**TASK OBJECTIVE**: Tally the lines containing "府中牝馬S⑤" and report the number alone.
- - - - -
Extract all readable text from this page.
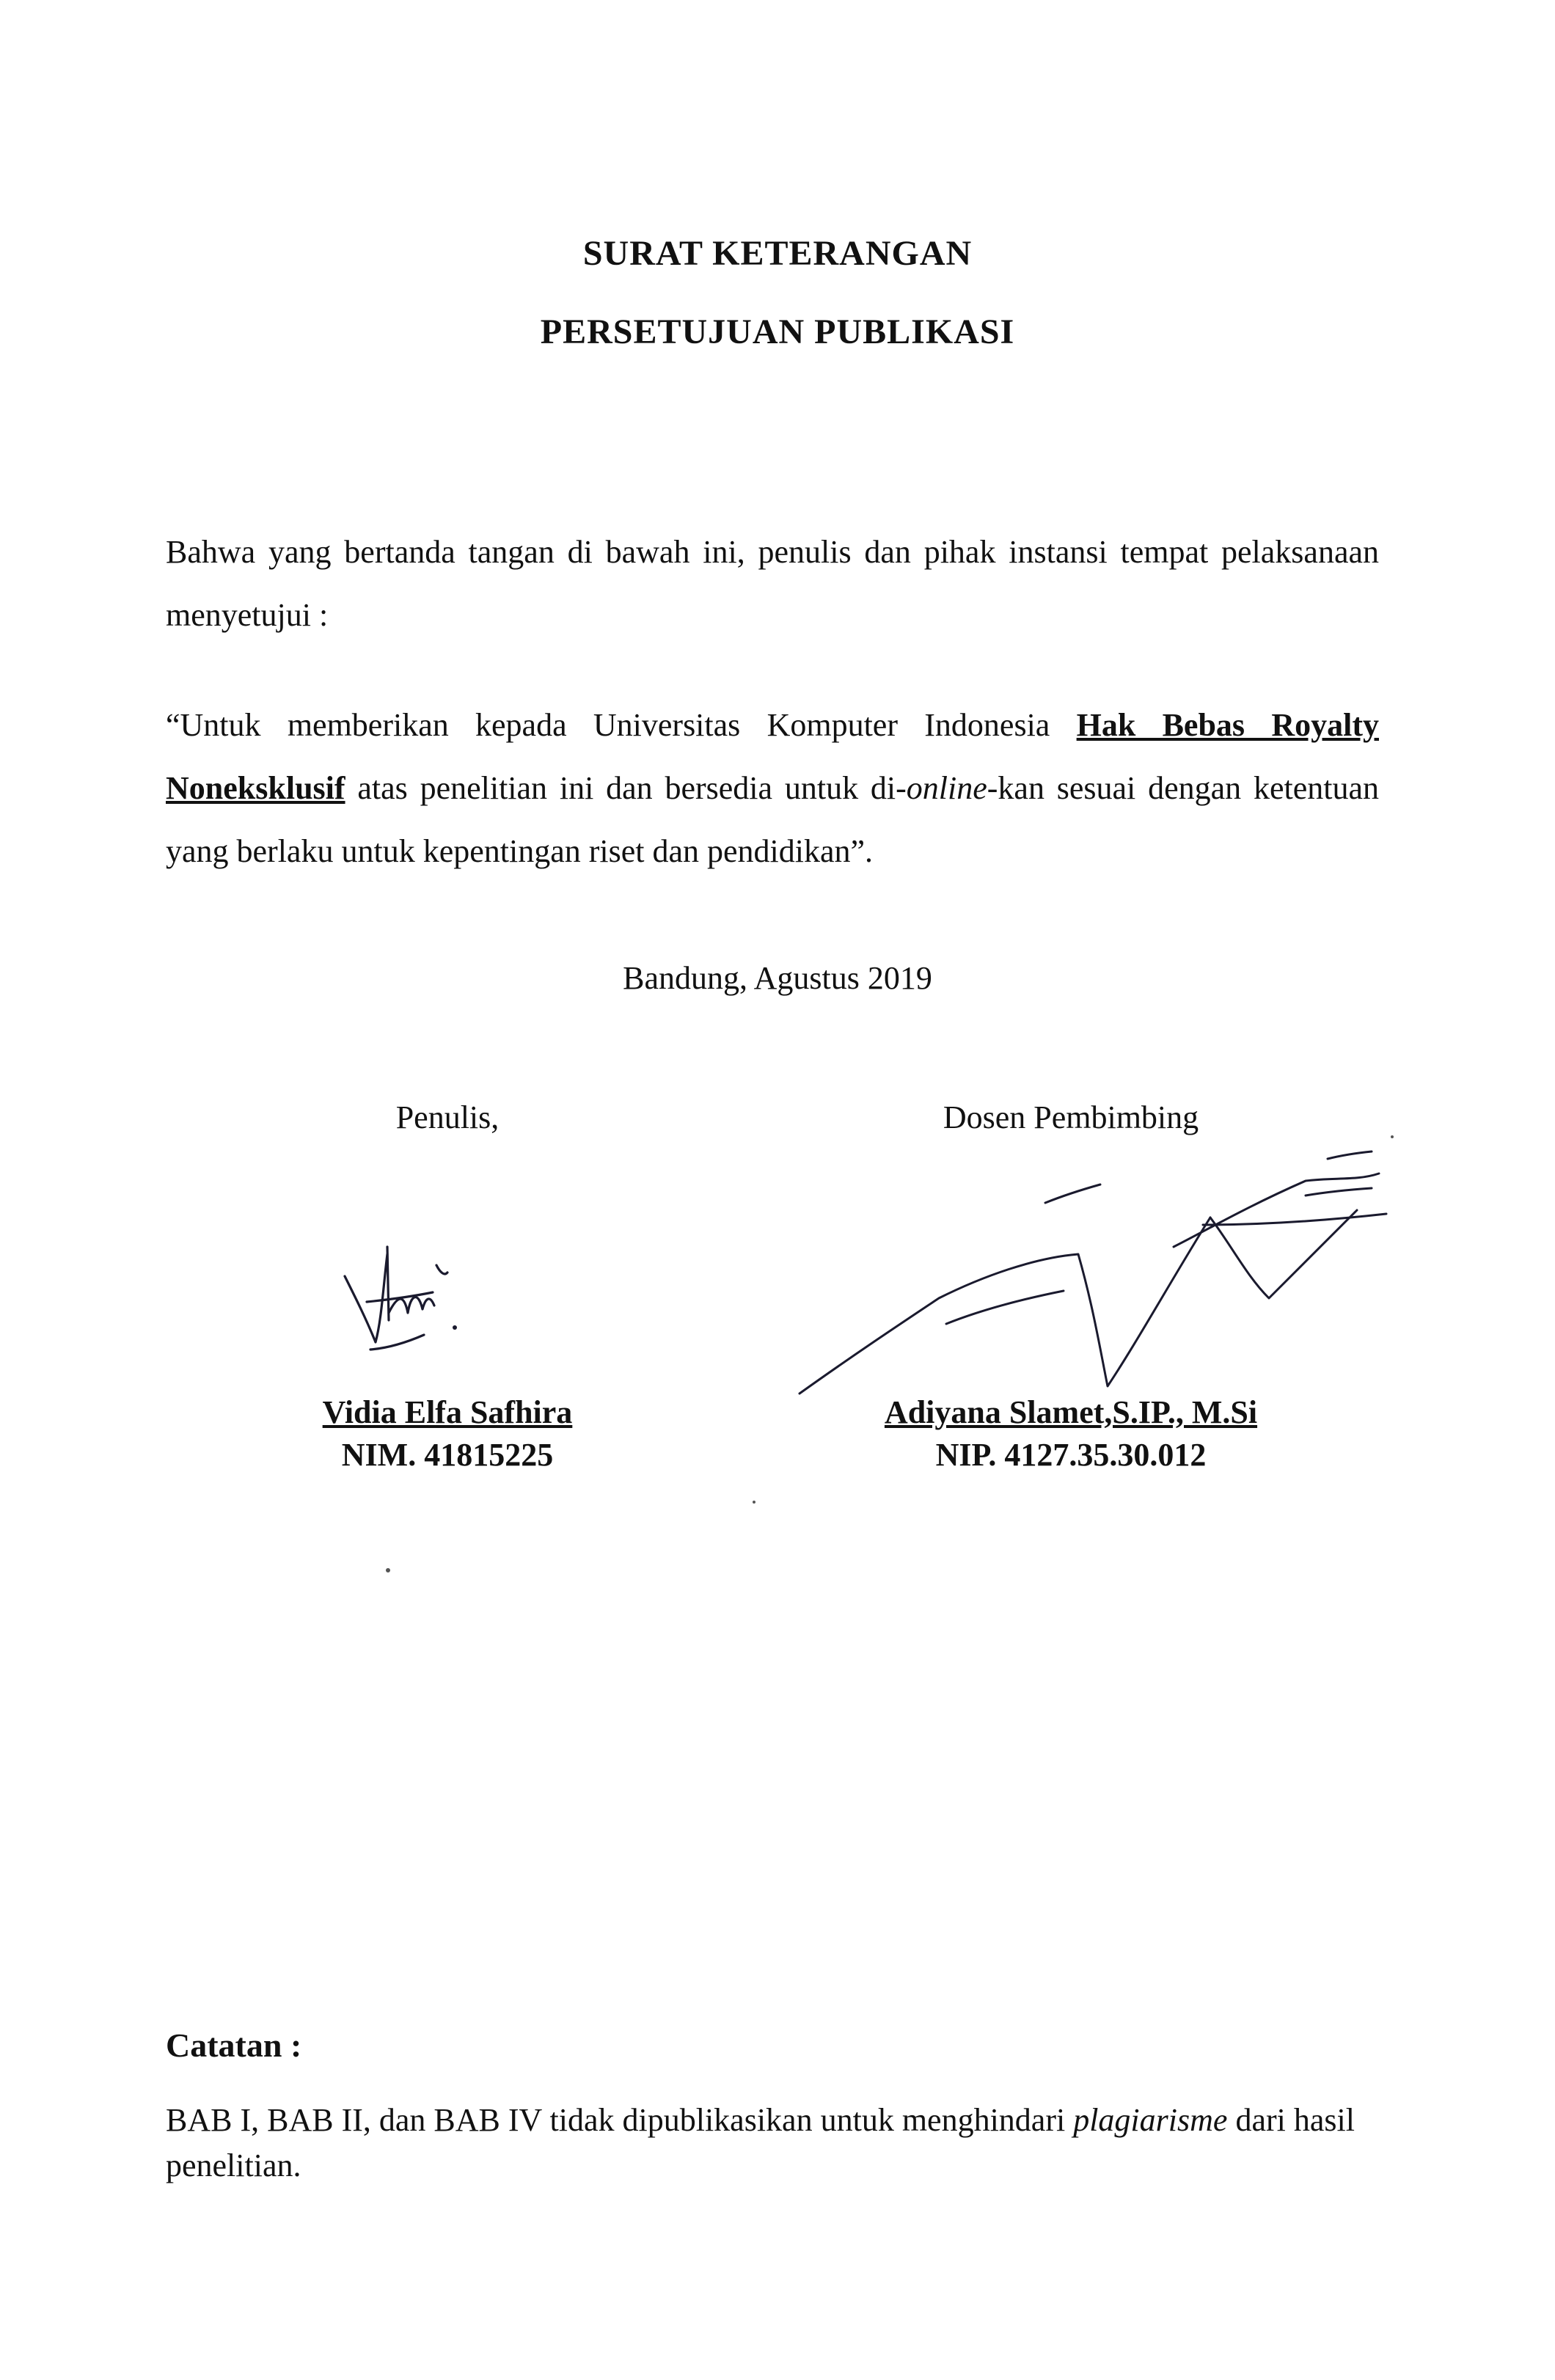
SURAT KETERANGAN
PERSETUJUAN PUBLIKASI
Bahwa yang bertanda tangan di bawah ini, penulis dan pihak instansi tempat pelaksanaan menyetujui :
“Untuk memberikan kepada Universitas Komputer Indonesia Hak Bebas Royalty Noneksklusif atas penelitian ini dan bersedia untuk di-online-kan sesuai dengan ketentuan yang berlaku untuk kepentingan riset dan pendidikan”.
Bandung, Agustus 2019
Penulis,
Vidia Elfa Safhira
NIM. 41815225
Dosen Pembimbing
Adiyana Slamet,S.IP., M.Si
NIP. 4127.35.30.012
Catatan :
BAB I, BAB II, dan BAB IV tidak dipublikasikan untuk menghindari plagiarisme dari hasil penelitian.
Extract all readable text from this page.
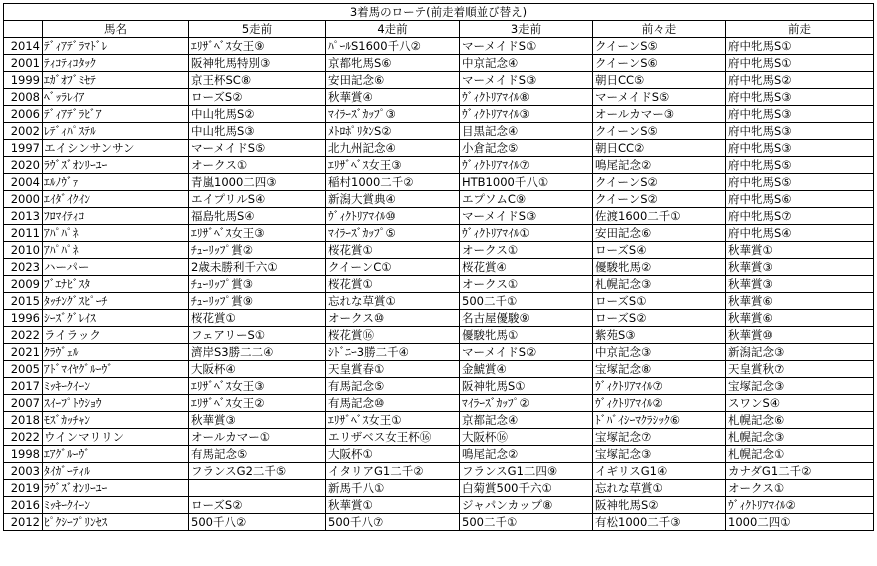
3着馬のローテ(前走着順並び替え)						
	馬名	5走前	4走前	3走前	前々走	前走
2014	ﾃﾞｨｱﾃﾞﾗﾏﾄﾞﾚ	ｴﾘｻﾞﾍﾞｽ女王⑨	ﾊﾟｰﾙS1600千八②	マーメイドS①	クイーンS⑤	府中牝馬S①
2001	ﾃｨｺﾃｨｺﾀｯｸ	阪神牝馬特別③	京都牝馬S⑥	中京記念④	クイーンS⑥	府中牝馬S①
1999	ｴｶﾞｵﾌﾞﾐｾﾃ	京王杯SC⑧	安田記念⑥	マーメイドS③	朝日CC⑤	府中牝馬S②
2008	ﾍﾞｯﾗﾚｲｱ	ローズS②	秋華賞④	ｳﾞｨｸﾄﾘｱﾏｲﾙ⑧	マーメイドS⑤	府中牝馬S③
2006	ﾃﾞｨｱﾃﾞﾗﾋﾞｱ	中山牝馬S②	ﾏｲﾗｰｽﾞｶｯﾌﾟ③	ｳﾞｨｸﾄﾘｱﾏｲﾙ③	オールカマー③	府中牝馬S③
2002	ﾚﾃﾞｨﾊﾟｽﾃﾙ	中山牝馬S③	ﾒﾄﾛﾎﾟﾘﾀﾝS②	目黒記念④	クイーンS⑤	府中牝馬S③
1997	エイシンサンサン	マーメイドS⑤	北九州記念④	小倉記念⑤	朝日CC②	府中牝馬S③
2020	ﾗｳﾞｽﾞｵﾝﾘｰﾕｰ	オークス①	ｴﾘｻﾞﾍﾞｽ女王③	ｳﾞｨｸﾄﾘｱﾏｲﾙ⑦	鳴尾記念②	府中牝馬S⑤
2004	ｴﾙﾉｳﾞｧ	青嵐1000二四③	稲村1000二千②	HTB1000千八①	クイーンS②	府中牝馬S⑤
2000	ｴｲﾀﾞｲｸｲﾝ	エイプリルS④	新潟大賞典④	エプソムC⑨	クイーンS②	府中牝馬S⑥
2013	ﾌﾛﾏｲﾃｨｺ	福島牝馬S④	ｳﾞｨｸﾄﾘｱﾏｲﾙ⑩	マーメイドS③	佐渡1600二千①	府中牝馬S⑦
2011	ｱﾊﾟﾊﾟﾈ	ｴﾘｻﾞﾍﾞｽ女王③	ﾏｲﾗｰｽﾞｶｯﾌﾟ⑤	ｳﾞｨｸﾄﾘｱﾏｲﾙ①	安田記念⑥	府中牝馬S④
2010	ｱﾊﾟﾊﾟﾈ	ﾁｭｰﾘｯﾌﾟ賞②	桜花賞①	オークス①	ローズS④	秋華賞①
2023	ハーパー	2歳未勝利千六①	クイーンC①	桜花賞④	優駿牝馬②	秋華賞③
2009	ﾌﾞｴﾅﾋﾞｽﾀ	ﾁｭｰﾘｯﾌﾟ賞③	桜花賞①	オークス①	札幌記念③	秋華賞③
2015	ﾀｯﾁﾝｸﾞｽﾋﾟｰﾁ	ﾁｭｰﾘｯﾌﾟ賞⑨	忘れな草賞①	500二千①	ローズS①	秋華賞⑥
1996	ｼｰｽﾞｸﾞﾚｲｽ	桜花賞①	オークス⑩	名古屋優駿⑨	ローズS②	秋華賞⑥
2022	ライラック	フェアリーS①	桜花賞⑯	優駿牝馬①	紫苑S③	秋華賞⑩
2021	ｸﾗｳﾞｪﾙ	濟岸S3勝二二④	ｼﾄﾞﾆｰ3勝二千④	マーメイドS②	中京記念③	新潟記念③
2005	ｱﾄﾞﾏｲﾔｸﾞﾙｰｳﾞ	大阪杯④	天皇賞春①	金鯱賞④	宝塚記念⑧	天皇賞秋⑦
2017	ﾐｯｷｰｸｲｰﾝ	ｴﾘｻﾞﾍﾞｽ女王③	有馬記念⑤	阪神牝馬S①	ｳﾞｨｸﾄﾘｱﾏｲﾙ⑦	宝塚記念③
2007	ｽｲｰﾌﾟﾄｳｼｮｳ	ｴﾘｻﾞﾍﾞｽ女王②	有馬記念⑩	ﾏｲﾗｰｽﾞｶｯﾌﾟ②	ｳﾞｨｸﾄﾘｱﾏｲﾙ②	スワンS④
2018	ﾓｽﾞｶｯﾁｬﾝ	秋華賞③	ｴﾘｻﾞﾍﾞｽ女王①	京都記念④	ﾄﾞﾊﾞｲｼｰﾏｸﾗｼｯｸ⑥	札幌記念⑥
2022	ウインマリリン	オールカマー①	エリザベス女王杯⑯	大阪杯⑯	宝塚記念⑦	札幌記念③
1998	ｴｱｸﾞﾙｰｳﾞ	有馬記念⑤	大阪杯①	鳴尾記念②	宝塚記念③	札幌記念①
2003	ﾀｲｶﾞｰﾃｨﾙ	フランスG2二千⑤	イタリアG1二千②	フランスG1二四⑨	イギリスG1④	カナダG1二千②
2019	ﾗｳﾞｽﾞｵﾝﾘｰﾕｰ		新馬千八①	白菊賞500千六①	忘れな草賞①	オークス①
2016	ﾐｯｷｰｸｲｰﾝ	ローズS②	秋華賞①	ジャパンカップ⑧	阪神牝馬S②	ｳﾞｨｸﾄﾘｱﾏｲﾙ②
2012	ﾋﾟｸｼｰﾌﾟﾘﾝｾｽ	500千八②	500千八⑦	500二千①	有松1000二千③	1000二四①
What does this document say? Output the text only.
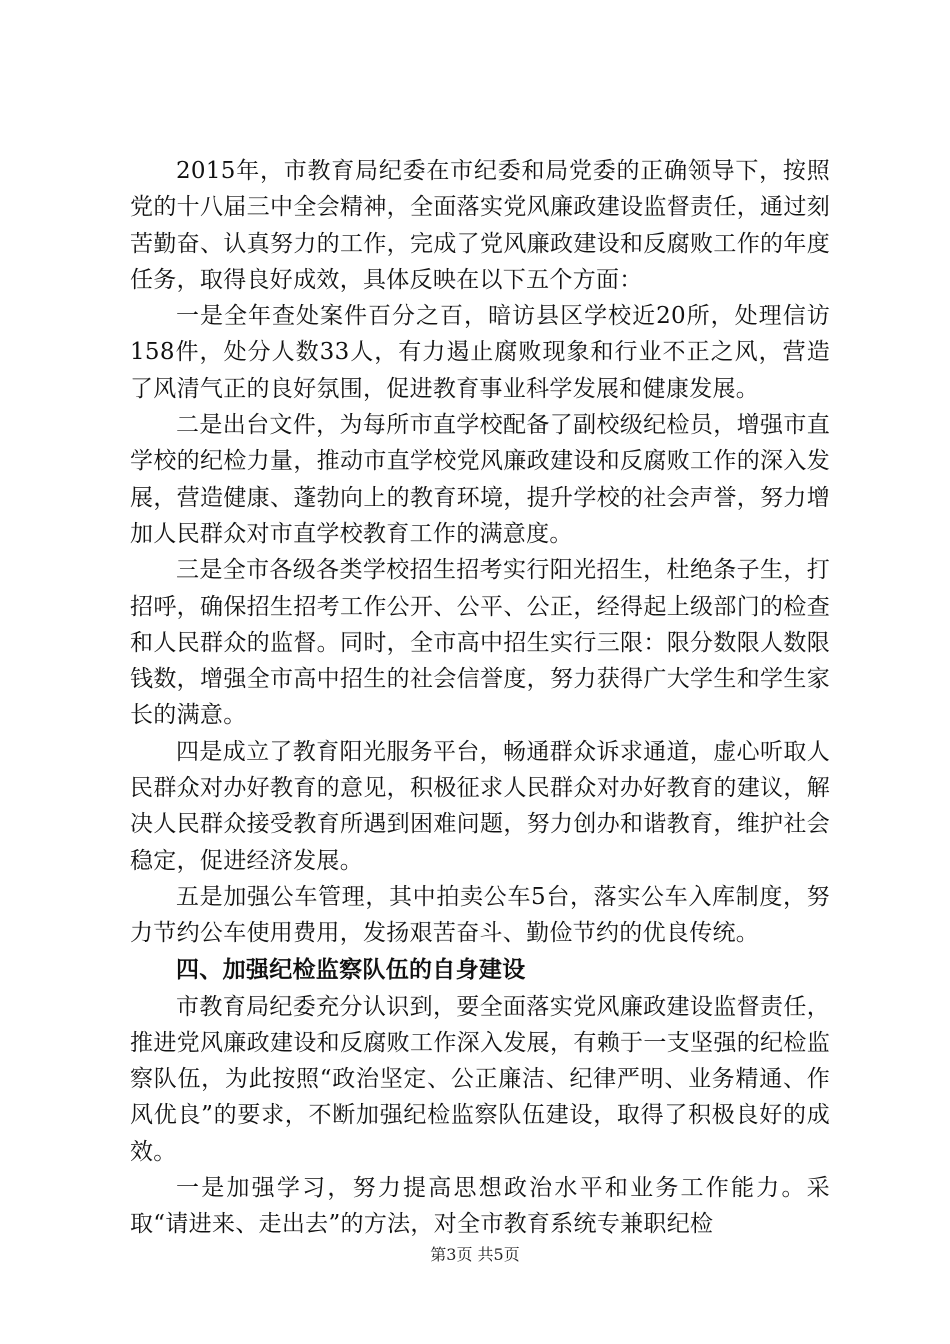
2015年，市教育局纪委在市纪委和局党委的正确领导下，按照党的十八届三中全会精神，全面落实党风廉政建设监督责任，通过刻苦勤奋、认真努力的工作，完成了党风廉政建设和反腐败工作的年度任务，取得良好成效，具体反映在以下五个方面：

一是全年查处案件百分之百，暗访县区学校近20所，处理信访158件，处分人数33人，有力遏止腐败现象和行业不正之风，营造了风清气正的良好氛围，促进教育事业科学发展和健康发展。

二是出台文件，为每所市直学校配备了副校级纪检员，增强市直学校的纪检力量，推动市直学校党风廉政建设和反腐败工作的深入发展，营造健康、蓬勃向上的教育环境，提升学校的社会声誉，努力增加人民群众对市直学校教育工作的满意度。

三是全市各级各类学校招生招考实行阳光招生，杜绝条子生，打招呼，确保招生招考工作公开、公平、公正，经得起上级部门的检查和人民群众的监督。同时，全市高中招生实行三限：限分数限人数限钱数，增强全市高中招生的社会信誉度，努力获得广大学生和学生家长的满意。

四是成立了教育阳光服务平台，畅通群众诉求通道，虚心听取人民群众对办好教育的意见，积极征求人民群众对办好教育的建议，解决人民群众接受教育所遇到困难问题，努力创办和谐教育，维护社会稳定，促进经济发展。

五是加强公车管理，其中拍卖公车5台，落实公车入库制度，努力节约公车使用费用，发扬艰苦奋斗、勤俭节约的优良传统。

四、加强纪检监察队伍的自身建设

市教育局纪委充分认识到，要全面落实党风廉政建设监督责任，推进党风廉政建设和反腐败工作深入发展，有赖于一支坚强的纪检监察队伍，为此按照“政治坚定、公正廉洁、纪律严明、业务精通、作风优良”的要求，不断加强纪检监察队伍建设，取得了积极良好的成效。

一是加强学习，努力提高思想政治水平和业务工作能力。采取“请进来、走出去”的方法，对全市教育系统专兼职纪检

第3页 共5页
- - - - -
**ANSWER BELOW**: 2